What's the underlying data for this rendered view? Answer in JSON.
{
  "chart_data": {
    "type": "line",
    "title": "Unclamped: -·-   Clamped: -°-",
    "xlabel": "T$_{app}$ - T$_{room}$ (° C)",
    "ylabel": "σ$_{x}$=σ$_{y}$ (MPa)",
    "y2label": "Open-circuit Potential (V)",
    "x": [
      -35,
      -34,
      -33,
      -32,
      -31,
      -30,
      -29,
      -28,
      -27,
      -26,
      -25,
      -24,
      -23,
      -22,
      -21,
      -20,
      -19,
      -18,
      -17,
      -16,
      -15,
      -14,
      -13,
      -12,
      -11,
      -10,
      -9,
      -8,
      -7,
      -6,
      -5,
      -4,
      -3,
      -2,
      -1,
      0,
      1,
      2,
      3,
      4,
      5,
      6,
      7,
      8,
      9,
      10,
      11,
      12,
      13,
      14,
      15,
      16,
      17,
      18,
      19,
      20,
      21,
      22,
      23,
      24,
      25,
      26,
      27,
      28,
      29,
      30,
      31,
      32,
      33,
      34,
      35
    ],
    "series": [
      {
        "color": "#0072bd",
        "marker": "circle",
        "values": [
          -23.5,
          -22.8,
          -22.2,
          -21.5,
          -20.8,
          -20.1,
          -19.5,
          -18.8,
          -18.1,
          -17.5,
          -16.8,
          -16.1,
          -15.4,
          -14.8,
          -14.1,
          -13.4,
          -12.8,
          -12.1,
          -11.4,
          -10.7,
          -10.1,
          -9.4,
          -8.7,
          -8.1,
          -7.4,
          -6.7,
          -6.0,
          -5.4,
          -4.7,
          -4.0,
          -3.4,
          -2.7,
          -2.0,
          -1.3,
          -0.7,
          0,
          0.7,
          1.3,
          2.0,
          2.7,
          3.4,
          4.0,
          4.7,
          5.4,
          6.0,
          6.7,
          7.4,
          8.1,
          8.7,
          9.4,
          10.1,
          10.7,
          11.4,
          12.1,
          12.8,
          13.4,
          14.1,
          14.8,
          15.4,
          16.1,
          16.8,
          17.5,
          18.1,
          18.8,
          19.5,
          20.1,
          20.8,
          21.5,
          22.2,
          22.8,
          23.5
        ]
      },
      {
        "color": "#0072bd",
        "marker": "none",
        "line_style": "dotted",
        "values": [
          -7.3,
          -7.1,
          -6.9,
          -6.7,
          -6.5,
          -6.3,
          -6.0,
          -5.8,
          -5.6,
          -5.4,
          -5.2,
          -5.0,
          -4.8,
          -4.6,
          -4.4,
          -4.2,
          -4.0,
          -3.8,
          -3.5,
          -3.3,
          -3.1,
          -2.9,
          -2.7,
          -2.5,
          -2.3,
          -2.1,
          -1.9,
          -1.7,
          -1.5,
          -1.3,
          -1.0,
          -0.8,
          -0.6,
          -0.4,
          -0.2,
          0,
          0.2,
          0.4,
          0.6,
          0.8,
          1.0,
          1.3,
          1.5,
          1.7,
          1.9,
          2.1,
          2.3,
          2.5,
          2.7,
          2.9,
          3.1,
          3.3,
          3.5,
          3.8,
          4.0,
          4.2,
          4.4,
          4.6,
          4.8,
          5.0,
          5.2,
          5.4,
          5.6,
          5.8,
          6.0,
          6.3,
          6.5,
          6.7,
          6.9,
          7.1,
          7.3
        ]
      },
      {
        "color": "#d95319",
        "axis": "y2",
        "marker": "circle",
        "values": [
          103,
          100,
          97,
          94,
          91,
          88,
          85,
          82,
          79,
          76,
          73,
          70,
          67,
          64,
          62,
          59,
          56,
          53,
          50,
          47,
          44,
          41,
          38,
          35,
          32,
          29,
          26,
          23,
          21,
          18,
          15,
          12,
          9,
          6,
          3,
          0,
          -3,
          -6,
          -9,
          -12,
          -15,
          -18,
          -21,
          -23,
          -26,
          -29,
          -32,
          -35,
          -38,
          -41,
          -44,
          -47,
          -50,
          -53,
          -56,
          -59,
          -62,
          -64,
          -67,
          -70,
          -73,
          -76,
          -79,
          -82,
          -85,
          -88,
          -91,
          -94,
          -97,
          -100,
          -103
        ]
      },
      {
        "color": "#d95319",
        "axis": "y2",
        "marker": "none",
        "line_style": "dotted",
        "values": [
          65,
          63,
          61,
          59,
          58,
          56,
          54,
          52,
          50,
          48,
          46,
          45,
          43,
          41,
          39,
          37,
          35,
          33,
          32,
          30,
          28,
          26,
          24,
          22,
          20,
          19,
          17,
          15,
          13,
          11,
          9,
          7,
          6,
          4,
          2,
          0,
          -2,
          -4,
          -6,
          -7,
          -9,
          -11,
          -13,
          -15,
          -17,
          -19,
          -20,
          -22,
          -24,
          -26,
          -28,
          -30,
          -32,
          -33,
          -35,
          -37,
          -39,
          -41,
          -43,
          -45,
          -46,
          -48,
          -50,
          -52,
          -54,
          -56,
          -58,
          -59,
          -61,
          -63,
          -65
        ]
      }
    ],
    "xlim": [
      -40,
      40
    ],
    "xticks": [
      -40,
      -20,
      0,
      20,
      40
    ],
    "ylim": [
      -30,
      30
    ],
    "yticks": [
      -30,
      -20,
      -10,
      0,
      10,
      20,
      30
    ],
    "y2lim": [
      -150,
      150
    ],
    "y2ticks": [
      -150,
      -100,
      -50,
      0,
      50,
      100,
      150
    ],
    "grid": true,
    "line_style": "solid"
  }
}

§

» **Do this**: Copy each line of the data exactly, leaving nothing out.

» **Task solution**:
What's the underlying data for this rendered view? Answer in JSON.
{
  "chart_data": {
    "type": "line",
    "title": "Unclamped: -·-   Clamped: -°-",
    "xlabel": "T$_{app}$ - T$_{room}$ (° C)",
    "ylabel": "σ$_{x}$=σ$_{y}$ (MPa)",
    "y2label": "Open-circuit Potential (V)",
    "x": [
      -35,
      -34,
      -33,
      -32,
      -31,
      -30,
      -29,
      -28,
      -27,
      -26,
      -25,
      -24,
      -23,
      -22,
      -21,
      -20,
      -19,
      -18,
      -17,
      -16,
      -15,
      -14,
      -13,
      -12,
      -11,
      -10,
      -9,
      -8,
      -7,
      -6,
      -5,
      -4,
      -3,
      -2,
      -1,
      0,
      1,
      2,
      3,
      4,
      5,
      6,
      7,
      8,
      9,
      10,
      11,
      12,
      13,
      14,
      15,
      16,
      17,
      18,
      19,
      20,
      21,
      22,
      23,
      24,
      25,
      26,
      27,
      28,
      29,
      30,
      31,
      32,
      33,
      34,
      35
    ],
    "series": [
      {
        "color": "#0072bd",
        "marker": "circle",
        "values": [
          -23.5,
          -22.8,
          -22.2,
          -21.5,
          -20.8,
          -20.1,
          -19.5,
          -18.8,
          -18.1,
          -17.5,
          -16.8,
          -16.1,
          -15.4,
          -14.8,
          -14.1,
          -13.4,
          -12.8,
          -12.1,
          -11.4,
          -10.7,
          -10.1,
          -9.4,
          -8.7,
          -8.1,
          -7.4,
          -6.7,
          -6.0,
          -5.4,
          -4.7,
          -4.0,
          -3.4,
          -2.7,
          -2.0,
          -1.3,
          -0.7,
          0,
          0.7,
          1.3,
          2.0,
          2.7,
          3.4,
          4.0,
          4.7,
          5.4,
          6.0,
          6.7,
          7.4,
          8.1,
          8.7,
          9.4,
          10.1,
          10.7,
          11.4,
          12.1,
          12.8,
          13.4,
          14.1,
          14.8,
          15.4,
          16.1,
          16.8,
          17.5,
          18.1,
          18.8,
          19.5,
          20.1,
          20.8,
          21.5,
          22.2,
          22.8,
          23.5
        ]
      },
      {
        "color": "#0072bd",
        "marker": "none",
        "line_style": "dotted",
        "values": [
          -7.3,
          -7.1,
          -6.9,
          -6.7,
          -6.5,
          -6.3,
          -6.0,
          -5.8,
          -5.6,
          -5.4,
          -5.2,
          -5.0,
          -4.8,
          -4.6,
          -4.4,
          -4.2,
          -4.0,
          -3.8,
          -3.5,
          -3.3,
          -3.1,
          -2.9,
          -2.7,
          -2.5,
          -2.3,
          -2.1,
          -1.9,
          -1.7,
          -1.5,
          -1.3,
          -1.0,
          -0.8,
          -0.6,
          -0.4,
          -0.2,
          0,
          0.2,
          0.4,
          0.6,
          0.8,
          1.0,
          1.3,
          1.5,
          1.7,
          1.9,
          2.1,
          2.3,
          2.5,
          2.7,
          2.9,
          3.1,
          3.3,
          3.5,
          3.8,
          4.0,
          4.2,
          4.4,
          4.6,
          4.8,
          5.0,
          5.2,
          5.4,
          5.6,
          5.8,
          6.0,
          6.3,
          6.5,
          6.7,
          6.9,
          7.1,
          7.3
        ]
      },
      {
        "color": "#d95319",
        "axis": "y2",
        "marker": "circle",
        "values": [
          103,
          100,
          97,
          94,
          91,
          88,
          85,
          82,
          79,
          76,
          73,
          70,
          67,
          64,
          62,
          59,
          56,
          53,
          50,
          47,
          44,
          41,
          38,
          35,
          32,
          29,
          26,
          23,
          21,
          18,
          15,
          12,
          9,
          6,
          3,
          0,
          -3,
          -6,
          -9,
          -12,
          -15,
          -18,
          -21,
          -23,
          -26,
          -29,
          -32,
          -35,
          -38,
          -41,
          -44,
          -47,
          -50,
          -53,
          -56,
          -59,
          -62,
          -64,
          -67,
          -70,
          -73,
          -76,
          -79,
          -82,
          -85,
          -88,
          -91,
          -94,
          -97,
          -100,
          -103
        ]
      },
      {
        "color": "#d95319",
        "axis": "y2",
        "marker": "none",
        "line_style": "dotted",
        "values": [
          65,
          63,
          61,
          59,
          58,
          56,
          54,
          52,
          50,
          48,
          46,
          45,
          43,
          41,
          39,
          37,
          35,
          33,
          32,
          30,
          28,
          26,
          24,
          22,
          20,
          19,
          17,
          15,
          13,
          11,
          9,
          7,
          6,
          4,
          2,
          0,
          -2,
          -4,
          -6,
          -7,
          -9,
          -11,
          -13,
          -15,
          -17,
          -19,
          -20,
          -22,
          -24,
          -26,
          -28,
          -30,
          -32,
          -33,
          -35,
          -37,
          -39,
          -41,
          -43,
          -45,
          -46,
          -48,
          -50,
          -52,
          -54,
          -56,
          -58,
          -59,
          -61,
          -63,
          -65
        ]
      }
    ],
    "xlim": [
      -40,
      40
    ],
    "xticks": [
      -40,
      -20,
      0,
      20,
      40
    ],
    "ylim": [
      -30,
      30
    ],
    "yticks": [
      -30,
      -20,
      -10,
      0,
      10,
      20,
      30
    ],
    "y2lim": [
      -150,
      150
    ],
    "y2ticks": [
      -150,
      -100,
      -50,
      0,
      50,
      100,
      150
    ],
    "grid": true,
    "line_style": "solid"
  }
}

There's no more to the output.